- TASK GOAL -
Below are some records; reproduce every one of them exactly.

>> Begin

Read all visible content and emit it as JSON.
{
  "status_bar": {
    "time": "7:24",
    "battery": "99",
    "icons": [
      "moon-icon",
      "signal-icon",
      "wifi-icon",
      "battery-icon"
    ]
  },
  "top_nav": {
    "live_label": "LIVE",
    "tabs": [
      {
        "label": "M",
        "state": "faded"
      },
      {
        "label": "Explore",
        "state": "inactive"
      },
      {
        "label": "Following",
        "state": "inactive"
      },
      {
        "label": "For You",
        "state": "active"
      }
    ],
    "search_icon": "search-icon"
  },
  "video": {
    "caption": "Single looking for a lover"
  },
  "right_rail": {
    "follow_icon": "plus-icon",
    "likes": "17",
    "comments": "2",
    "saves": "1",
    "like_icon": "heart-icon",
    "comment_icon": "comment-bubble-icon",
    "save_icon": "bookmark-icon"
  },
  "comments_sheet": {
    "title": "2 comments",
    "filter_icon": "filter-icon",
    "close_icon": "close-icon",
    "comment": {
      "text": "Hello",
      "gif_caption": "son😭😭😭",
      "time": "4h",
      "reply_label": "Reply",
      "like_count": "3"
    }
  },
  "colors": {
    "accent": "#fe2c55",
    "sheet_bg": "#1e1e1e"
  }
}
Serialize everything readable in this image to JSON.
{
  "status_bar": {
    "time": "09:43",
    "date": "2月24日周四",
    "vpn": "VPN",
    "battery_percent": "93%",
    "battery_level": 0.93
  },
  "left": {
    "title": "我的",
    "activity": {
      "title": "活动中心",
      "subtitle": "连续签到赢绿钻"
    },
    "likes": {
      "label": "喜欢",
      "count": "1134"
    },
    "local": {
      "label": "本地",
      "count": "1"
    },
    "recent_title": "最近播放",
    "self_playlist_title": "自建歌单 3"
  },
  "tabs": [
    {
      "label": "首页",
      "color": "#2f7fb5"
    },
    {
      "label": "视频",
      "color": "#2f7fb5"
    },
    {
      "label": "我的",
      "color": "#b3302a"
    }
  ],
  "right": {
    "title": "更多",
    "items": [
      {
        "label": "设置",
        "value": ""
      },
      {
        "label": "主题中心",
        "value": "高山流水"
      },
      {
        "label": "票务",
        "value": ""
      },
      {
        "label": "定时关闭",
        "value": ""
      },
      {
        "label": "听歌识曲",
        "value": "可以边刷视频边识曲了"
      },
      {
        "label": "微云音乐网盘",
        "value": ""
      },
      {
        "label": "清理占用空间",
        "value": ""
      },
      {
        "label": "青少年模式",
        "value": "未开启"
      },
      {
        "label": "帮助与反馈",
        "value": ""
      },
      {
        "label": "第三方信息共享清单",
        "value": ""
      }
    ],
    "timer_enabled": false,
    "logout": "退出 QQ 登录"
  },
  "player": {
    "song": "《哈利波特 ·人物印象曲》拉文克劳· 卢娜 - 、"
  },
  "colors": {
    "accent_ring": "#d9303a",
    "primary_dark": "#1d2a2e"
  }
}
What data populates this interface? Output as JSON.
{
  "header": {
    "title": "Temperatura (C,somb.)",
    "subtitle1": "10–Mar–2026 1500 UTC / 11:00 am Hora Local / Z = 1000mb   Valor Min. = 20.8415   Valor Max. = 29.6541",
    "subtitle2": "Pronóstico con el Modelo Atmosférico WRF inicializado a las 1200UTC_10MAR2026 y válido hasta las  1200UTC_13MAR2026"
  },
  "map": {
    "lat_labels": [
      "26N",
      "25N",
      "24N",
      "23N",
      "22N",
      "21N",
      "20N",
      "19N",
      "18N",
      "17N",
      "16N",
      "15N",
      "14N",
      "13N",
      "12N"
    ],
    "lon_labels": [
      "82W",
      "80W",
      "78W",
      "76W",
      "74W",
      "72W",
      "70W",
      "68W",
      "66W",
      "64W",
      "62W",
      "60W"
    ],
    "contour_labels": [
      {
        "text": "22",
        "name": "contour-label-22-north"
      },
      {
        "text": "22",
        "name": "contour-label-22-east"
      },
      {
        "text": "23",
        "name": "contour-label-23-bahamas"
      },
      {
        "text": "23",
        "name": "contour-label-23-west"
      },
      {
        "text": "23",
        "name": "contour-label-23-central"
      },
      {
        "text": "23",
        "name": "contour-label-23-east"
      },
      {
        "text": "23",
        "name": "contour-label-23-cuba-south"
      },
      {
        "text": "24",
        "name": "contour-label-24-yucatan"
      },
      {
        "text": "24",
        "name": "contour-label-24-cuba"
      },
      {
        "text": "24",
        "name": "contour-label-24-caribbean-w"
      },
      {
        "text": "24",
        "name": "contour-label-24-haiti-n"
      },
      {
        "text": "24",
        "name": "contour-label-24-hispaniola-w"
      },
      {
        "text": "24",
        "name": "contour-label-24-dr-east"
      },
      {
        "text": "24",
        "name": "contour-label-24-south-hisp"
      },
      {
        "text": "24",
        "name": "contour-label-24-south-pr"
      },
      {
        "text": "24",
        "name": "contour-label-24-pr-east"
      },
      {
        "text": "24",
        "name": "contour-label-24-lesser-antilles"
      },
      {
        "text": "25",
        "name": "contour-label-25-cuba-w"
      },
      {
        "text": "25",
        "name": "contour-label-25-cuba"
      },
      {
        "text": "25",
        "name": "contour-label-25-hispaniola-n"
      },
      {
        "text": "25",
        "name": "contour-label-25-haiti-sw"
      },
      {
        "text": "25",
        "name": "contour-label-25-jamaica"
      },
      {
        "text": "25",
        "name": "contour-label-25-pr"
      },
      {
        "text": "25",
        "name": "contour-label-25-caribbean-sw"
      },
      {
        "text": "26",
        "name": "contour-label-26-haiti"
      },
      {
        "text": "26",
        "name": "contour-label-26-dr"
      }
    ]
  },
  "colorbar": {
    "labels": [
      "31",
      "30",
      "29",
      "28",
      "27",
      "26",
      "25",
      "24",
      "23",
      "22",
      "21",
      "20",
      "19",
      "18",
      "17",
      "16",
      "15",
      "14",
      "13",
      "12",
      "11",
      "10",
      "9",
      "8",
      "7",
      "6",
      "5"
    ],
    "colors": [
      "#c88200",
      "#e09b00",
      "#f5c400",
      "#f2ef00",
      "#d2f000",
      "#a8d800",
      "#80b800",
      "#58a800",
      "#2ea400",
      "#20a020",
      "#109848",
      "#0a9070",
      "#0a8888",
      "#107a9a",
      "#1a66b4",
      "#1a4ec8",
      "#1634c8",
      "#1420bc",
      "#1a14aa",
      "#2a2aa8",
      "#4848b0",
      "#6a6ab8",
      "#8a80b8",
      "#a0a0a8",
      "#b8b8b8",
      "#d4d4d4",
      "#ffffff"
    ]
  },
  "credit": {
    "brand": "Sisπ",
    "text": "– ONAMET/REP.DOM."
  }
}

>> End

- FINISHED TASK -
Read all visible content and emit it as JSON.
{
  "status_bar": {
    "time": "7:24",
    "battery": "99",
    "icons": [
      "moon-icon",
      "signal-icon",
      "wifi-icon",
      "battery-icon"
    ]
  },
  "top_nav": {
    "live_label": "LIVE",
    "tabs": [
      {
        "label": "M",
        "state": "faded"
      },
      {
        "label": "Explore",
        "state": "inactive"
      },
      {
        "label": "Following",
        "state": "inactive"
      },
      {
        "label": "For You",
        "state": "active"
      }
    ],
    "search_icon": "search-icon"
  },
  "video": {
    "caption": "Single looking for a lover"
  },
  "right_rail": {
    "follow_icon": "plus-icon",
    "likes": "17",
    "comments": "2",
    "saves": "1",
    "like_icon": "heart-icon",
    "comment_icon": "comment-bubble-icon",
    "save_icon": "bookmark-icon"
  },
  "comments_sheet": {
    "title": "2 comments",
    "filter_icon": "filter-icon",
    "close_icon": "close-icon",
    "comment": {
      "text": "Hello",
      "gif_caption": "son😭😭😭",
      "time": "4h",
      "reply_label": "Reply",
      "like_count": "3"
    }
  },
  "colors": {
    "accent": "#fe2c55",
    "sheet_bg": "#1e1e1e"
  }
}
Serialize everything readable in this image to JSON.
{
  "status_bar": {
    "time": "09:43",
    "date": "2月24日周四",
    "vpn": "VPN",
    "battery_percent": "93%",
    "battery_level": 0.93
  },
  "left": {
    "title": "我的",
    "activity": {
      "title": "活动中心",
      "subtitle": "连续签到赢绿钻"
    },
    "likes": {
      "label": "喜欢",
      "count": "1134"
    },
    "local": {
      "label": "本地",
      "count": "1"
    },
    "recent_title": "最近播放",
    "self_playlist_title": "自建歌单 3"
  },
  "tabs": [
    {
      "label": "首页",
      "color": "#2f7fb5"
    },
    {
      "label": "视频",
      "color": "#2f7fb5"
    },
    {
      "label": "我的",
      "color": "#b3302a"
    }
  ],
  "right": {
    "title": "更多",
    "items": [
      {
        "label": "设置",
        "value": ""
      },
      {
        "label": "主题中心",
        "value": "高山流水"
      },
      {
        "label": "票务",
        "value": ""
      },
      {
        "label": "定时关闭",
        "value": ""
      },
      {
        "label": "听歌识曲",
        "value": "可以边刷视频边识曲了"
      },
      {
        "label": "微云音乐网盘",
        "value": ""
      },
      {
        "label": "清理占用空间",
        "value": ""
      },
      {
        "label": "青少年模式",
        "value": "未开启"
      },
      {
        "label": "帮助与反馈",
        "value": ""
      },
      {
        "label": "第三方信息共享清单",
        "value": ""
      }
    ],
    "timer_enabled": false,
    "logout": "退出 QQ 登录"
  },
  "player": {
    "song": "《哈利波特 ·人物印象曲》拉文克劳· 卢娜 - 、"
  },
  "colors": {
    "accent_ring": "#d9303a",
    "primary_dark": "#1d2a2e"
  }
}
What data populates this interface? Output as JSON.
{
  "header": {
    "title": "Temperatura (C,somb.)",
    "subtitle1": "10–Mar–2026 1500 UTC / 11:00 am Hora Local / Z = 1000mb   Valor Min. = 20.8415   Valor Max. = 29.6541",
    "subtitle2": "Pronóstico con el Modelo Atmosférico WRF inicializado a las 1200UTC_10MAR2026 y válido hasta las  1200UTC_13MAR2026"
  },
  "map": {
    "lat_labels": [
      "26N",
      "25N",
      "24N",
      "23N",
      "22N",
      "21N",
      "20N",
      "19N",
      "18N",
      "17N",
      "16N",
      "15N",
      "14N",
      "13N",
      "12N"
    ],
    "lon_labels": [
      "82W",
      "80W",
      "78W",
      "76W",
      "74W",
      "72W",
      "70W",
      "68W",
      "66W",
      "64W",
      "62W",
      "60W"
    ],
    "contour_labels": [
      {
        "text": "22",
        "name": "contour-label-22-north"
      },
      {
        "text": "22",
        "name": "contour-label-22-east"
      },
      {
        "text": "23",
        "name": "contour-label-23-bahamas"
      },
      {
        "text": "23",
        "name": "contour-label-23-west"
      },
      {
        "text": "23",
        "name": "contour-label-23-central"
      },
      {
        "text": "23",
        "name": "contour-label-23-east"
      },
      {
        "text": "23",
        "name": "contour-label-23-cuba-south"
      },
      {
        "text": "24",
        "name": "contour-label-24-yucatan"
      },
      {
        "text": "24",
        "name": "contour-label-24-cuba"
      },
      {
        "text": "24",
        "name": "contour-label-24-caribbean-w"
      },
      {
        "text": "24",
        "name": "contour-label-24-haiti-n"
      },
      {
        "text": "24",
        "name": "contour-label-24-hispaniola-w"
      },
      {
        "text": "24",
        "name": "contour-label-24-dr-east"
      },
      {
        "text": "24",
        "name": "contour-label-24-south-hisp"
      },
      {
        "text": "24",
        "name": "contour-label-24-south-pr"
      },
      {
        "text": "24",
        "name": "contour-label-24-pr-east"
      },
      {
        "text": "24",
        "name": "contour-label-24-lesser-antilles"
      },
      {
        "text": "25",
        "name": "contour-label-25-cuba-w"
      },
      {
        "text": "25",
        "name": "contour-label-25-cuba"
      },
      {
        "text": "25",
        "name": "contour-label-25-hispaniola-n"
      },
      {
        "text": "25",
        "name": "contour-label-25-haiti-sw"
      },
      {
        "text": "25",
        "name": "contour-label-25-jamaica"
      },
      {
        "text": "25",
        "name": "contour-label-25-pr"
      },
      {
        "text": "25",
        "name": "contour-label-25-caribbean-sw"
      },
      {
        "text": "26",
        "name": "contour-label-26-haiti"
      },
      {
        "text": "26",
        "name": "contour-label-26-dr"
      }
    ]
  },
  "colorbar": {
    "labels": [
      "31",
      "30",
      "29",
      "28",
      "27",
      "26",
      "25",
      "24",
      "23",
      "22",
      "21",
      "20",
      "19",
      "18",
      "17",
      "16",
      "15",
      "14",
      "13",
      "12",
      "11",
      "10",
      "9",
      "8",
      "7",
      "6",
      "5"
    ],
    "colors": [
      "#c88200",
      "#e09b00",
      "#f5c400",
      "#f2ef00",
      "#d2f000",
      "#a8d800",
      "#80b800",
      "#58a800",
      "#2ea400",
      "#20a020",
      "#109848",
      "#0a9070",
      "#0a8888",
      "#107a9a",
      "#1a66b4",
      "#1a4ec8",
      "#1634c8",
      "#1420bc",
      "#1a14aa",
      "#2a2aa8",
      "#4848b0",
      "#6a6ab8",
      "#8a80b8",
      "#a0a0a8",
      "#b8b8b8",
      "#d4d4d4",
      "#ffffff"
    ]
  },
  "credit": {
    "brand": "Sisπ",
    "text": "– ONAMET/REP.DOM."
  }
}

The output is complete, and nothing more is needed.